Problem details: Pull out from the material below all lines with "проектирование".

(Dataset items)

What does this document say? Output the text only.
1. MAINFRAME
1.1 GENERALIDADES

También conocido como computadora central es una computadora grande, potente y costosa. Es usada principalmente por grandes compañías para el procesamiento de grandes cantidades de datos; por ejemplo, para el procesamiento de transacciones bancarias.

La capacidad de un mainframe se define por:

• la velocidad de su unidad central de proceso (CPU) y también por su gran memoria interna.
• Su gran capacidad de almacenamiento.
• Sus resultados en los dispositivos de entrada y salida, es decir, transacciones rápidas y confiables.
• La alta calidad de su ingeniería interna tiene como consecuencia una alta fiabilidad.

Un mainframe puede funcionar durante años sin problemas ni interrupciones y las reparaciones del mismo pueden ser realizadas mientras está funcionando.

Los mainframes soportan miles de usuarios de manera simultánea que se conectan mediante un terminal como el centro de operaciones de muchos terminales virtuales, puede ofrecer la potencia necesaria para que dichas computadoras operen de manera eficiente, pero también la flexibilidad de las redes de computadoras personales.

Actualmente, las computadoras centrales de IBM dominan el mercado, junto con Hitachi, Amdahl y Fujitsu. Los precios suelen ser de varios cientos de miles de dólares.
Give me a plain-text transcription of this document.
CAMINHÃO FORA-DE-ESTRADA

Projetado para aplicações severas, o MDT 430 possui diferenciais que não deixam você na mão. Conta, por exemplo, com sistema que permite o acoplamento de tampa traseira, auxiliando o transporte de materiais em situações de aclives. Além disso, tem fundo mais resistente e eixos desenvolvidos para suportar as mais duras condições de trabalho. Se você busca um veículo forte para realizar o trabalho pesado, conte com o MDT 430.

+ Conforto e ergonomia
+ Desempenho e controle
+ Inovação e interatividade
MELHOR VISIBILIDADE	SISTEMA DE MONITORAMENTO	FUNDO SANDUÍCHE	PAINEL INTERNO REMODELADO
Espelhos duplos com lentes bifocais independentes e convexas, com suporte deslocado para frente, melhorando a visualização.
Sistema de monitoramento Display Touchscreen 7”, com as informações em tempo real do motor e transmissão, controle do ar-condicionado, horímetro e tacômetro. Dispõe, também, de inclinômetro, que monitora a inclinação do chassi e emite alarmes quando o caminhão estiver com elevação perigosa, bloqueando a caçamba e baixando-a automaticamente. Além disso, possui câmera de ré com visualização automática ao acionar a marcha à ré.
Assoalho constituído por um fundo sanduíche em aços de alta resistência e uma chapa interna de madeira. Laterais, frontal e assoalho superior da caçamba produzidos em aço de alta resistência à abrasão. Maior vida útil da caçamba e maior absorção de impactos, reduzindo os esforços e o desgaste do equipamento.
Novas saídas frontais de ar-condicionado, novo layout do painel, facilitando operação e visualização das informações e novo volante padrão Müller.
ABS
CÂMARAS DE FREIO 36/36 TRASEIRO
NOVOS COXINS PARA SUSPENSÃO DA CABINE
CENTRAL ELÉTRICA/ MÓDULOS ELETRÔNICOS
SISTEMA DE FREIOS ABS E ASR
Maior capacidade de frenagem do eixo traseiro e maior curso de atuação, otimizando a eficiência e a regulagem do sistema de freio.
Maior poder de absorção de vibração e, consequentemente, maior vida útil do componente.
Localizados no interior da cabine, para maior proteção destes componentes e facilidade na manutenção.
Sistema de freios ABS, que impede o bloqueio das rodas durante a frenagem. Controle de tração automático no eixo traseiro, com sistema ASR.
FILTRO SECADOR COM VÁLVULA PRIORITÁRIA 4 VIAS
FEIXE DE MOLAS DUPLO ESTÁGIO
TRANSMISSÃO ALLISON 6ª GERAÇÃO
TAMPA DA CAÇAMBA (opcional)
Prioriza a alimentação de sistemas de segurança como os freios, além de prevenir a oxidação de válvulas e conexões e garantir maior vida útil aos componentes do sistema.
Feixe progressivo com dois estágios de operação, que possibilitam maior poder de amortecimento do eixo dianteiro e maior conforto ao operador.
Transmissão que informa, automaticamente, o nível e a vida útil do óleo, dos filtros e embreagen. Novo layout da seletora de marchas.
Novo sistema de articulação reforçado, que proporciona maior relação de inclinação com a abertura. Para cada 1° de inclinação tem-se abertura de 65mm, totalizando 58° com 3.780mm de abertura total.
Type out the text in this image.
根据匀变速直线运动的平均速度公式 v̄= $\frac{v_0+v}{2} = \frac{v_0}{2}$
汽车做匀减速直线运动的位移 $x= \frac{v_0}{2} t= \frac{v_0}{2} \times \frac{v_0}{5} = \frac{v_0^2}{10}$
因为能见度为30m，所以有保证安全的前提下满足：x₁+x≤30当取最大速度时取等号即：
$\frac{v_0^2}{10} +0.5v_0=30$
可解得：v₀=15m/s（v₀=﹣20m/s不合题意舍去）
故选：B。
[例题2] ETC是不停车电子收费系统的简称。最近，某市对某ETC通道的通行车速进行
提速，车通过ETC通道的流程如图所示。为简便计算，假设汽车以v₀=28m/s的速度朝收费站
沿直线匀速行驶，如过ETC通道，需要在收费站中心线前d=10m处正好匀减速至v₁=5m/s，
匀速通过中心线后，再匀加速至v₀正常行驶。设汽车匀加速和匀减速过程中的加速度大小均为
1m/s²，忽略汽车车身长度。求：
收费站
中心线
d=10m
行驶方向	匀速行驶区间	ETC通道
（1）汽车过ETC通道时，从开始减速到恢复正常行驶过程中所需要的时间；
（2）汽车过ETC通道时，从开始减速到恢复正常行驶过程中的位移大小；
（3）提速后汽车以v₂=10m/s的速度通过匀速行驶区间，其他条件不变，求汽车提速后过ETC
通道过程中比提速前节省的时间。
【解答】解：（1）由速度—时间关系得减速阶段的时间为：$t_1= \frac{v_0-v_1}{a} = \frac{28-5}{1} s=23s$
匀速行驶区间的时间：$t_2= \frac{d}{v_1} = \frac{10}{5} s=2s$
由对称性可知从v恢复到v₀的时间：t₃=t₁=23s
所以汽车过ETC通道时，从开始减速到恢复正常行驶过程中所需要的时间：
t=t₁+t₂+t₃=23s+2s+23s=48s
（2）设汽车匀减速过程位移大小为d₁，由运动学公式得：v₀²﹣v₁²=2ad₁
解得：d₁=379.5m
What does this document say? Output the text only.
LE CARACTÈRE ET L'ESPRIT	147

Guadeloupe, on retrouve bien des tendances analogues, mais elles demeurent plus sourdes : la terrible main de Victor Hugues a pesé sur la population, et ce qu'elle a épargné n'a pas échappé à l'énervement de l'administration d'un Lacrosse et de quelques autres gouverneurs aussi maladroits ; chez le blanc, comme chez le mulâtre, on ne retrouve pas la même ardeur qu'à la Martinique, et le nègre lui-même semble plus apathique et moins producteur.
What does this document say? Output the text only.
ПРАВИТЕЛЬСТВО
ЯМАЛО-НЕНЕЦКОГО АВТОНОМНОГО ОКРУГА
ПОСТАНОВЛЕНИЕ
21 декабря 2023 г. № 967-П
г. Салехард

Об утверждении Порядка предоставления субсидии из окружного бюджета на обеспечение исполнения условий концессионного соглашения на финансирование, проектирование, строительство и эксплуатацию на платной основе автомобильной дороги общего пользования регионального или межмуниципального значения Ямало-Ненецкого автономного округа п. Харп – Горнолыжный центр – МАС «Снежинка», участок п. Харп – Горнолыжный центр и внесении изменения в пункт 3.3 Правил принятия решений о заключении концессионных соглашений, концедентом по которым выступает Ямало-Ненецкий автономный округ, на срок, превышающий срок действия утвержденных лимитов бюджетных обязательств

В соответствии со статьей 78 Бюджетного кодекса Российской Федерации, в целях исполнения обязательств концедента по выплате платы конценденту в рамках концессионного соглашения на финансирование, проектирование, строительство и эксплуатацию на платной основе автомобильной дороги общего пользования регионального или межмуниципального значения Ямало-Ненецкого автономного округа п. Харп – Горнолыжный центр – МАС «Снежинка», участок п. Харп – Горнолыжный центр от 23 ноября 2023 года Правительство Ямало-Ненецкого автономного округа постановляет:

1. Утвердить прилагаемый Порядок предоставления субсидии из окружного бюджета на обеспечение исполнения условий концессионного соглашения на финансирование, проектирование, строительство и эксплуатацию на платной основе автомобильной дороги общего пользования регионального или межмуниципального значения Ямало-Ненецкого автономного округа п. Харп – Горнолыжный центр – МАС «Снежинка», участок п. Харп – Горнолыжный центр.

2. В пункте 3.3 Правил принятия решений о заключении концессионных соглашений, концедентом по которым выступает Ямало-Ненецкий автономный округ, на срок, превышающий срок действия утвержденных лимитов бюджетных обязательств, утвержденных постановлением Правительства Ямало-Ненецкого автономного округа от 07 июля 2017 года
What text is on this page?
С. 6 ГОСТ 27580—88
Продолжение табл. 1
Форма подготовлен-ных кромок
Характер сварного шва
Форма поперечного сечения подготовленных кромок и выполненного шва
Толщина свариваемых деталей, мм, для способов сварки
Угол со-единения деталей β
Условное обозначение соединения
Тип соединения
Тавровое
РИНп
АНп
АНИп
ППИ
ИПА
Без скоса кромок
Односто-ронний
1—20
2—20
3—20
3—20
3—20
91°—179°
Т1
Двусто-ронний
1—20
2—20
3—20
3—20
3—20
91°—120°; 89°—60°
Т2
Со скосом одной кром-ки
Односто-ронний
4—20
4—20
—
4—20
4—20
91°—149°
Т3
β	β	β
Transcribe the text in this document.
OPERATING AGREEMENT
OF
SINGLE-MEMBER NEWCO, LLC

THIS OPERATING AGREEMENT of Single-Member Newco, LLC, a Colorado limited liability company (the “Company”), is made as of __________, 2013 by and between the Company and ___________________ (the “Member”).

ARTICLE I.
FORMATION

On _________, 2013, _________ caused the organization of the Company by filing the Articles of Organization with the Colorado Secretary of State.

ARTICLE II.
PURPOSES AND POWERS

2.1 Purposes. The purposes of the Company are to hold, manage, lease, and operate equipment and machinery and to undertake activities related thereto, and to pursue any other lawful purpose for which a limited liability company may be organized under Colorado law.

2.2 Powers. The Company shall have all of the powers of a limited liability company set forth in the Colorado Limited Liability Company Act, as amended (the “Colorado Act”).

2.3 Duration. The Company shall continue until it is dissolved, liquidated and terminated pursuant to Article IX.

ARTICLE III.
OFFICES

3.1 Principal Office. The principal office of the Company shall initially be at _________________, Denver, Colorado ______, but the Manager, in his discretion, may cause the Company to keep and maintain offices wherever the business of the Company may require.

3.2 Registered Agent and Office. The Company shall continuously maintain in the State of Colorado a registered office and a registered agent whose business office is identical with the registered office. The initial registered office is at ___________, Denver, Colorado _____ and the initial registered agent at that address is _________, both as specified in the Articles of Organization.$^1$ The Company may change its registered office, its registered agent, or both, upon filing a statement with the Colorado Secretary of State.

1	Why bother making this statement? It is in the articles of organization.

Solution to this task:
Об утверждении Порядка предоставления субсидии из окружного бюджета на обеспечение исполнения условий концессионного соглашения на финансирование, проектирование, строительство и эксплуатацию на платной основе автомобильной дороги общего пользования регионального или межмуниципального значения Ямало-Ненецкого автономного округа п. Харп – Горнолыжный центр – МАС «Снежинка», участок п. Харп – Горнолыжный центр и внесении изменения в пункт 3.3 Правил принятия решений о заключении концессионных соглашений, концедентом по которым выступает Ямало-Ненецкий автономный округ, на срок, превышающий срок действия утвержденных лимитов бюджетных обязательств
В соответствии со статьей 78 Бюджетного кодекса Российской Федерации, в целях исполнения обязательств концедента по выплате платы конценденту в рамках концессионного соглашения на финансирование, проектирование, строительство и эксплуатацию на платной основе автомобильной дороги общего пользования регионального или межмуниципального значения Ямало-Ненецкого автономного округа п. Харп – Горнолыжный центр – МАС «Снежинка», участок п. Харп – Горнолыжный центр от 23 ноября 2023 года Правительство Ямало-Ненецкого автономного округа постановляет:
1. Утвердить прилагаемый Порядок предоставления субсидии из окружного бюджета на обеспечение исполнения условий концессионного соглашения на финансирование, проектирование, строительство и эксплуатацию на платной основе автомобильной дороги общего пользования регионального или межмуниципального значения Ямало-Ненецкого автономного округа п. Харп – Горнолыжный центр – МАС «Снежинка», участок п. Харп – Горнолыжный центр.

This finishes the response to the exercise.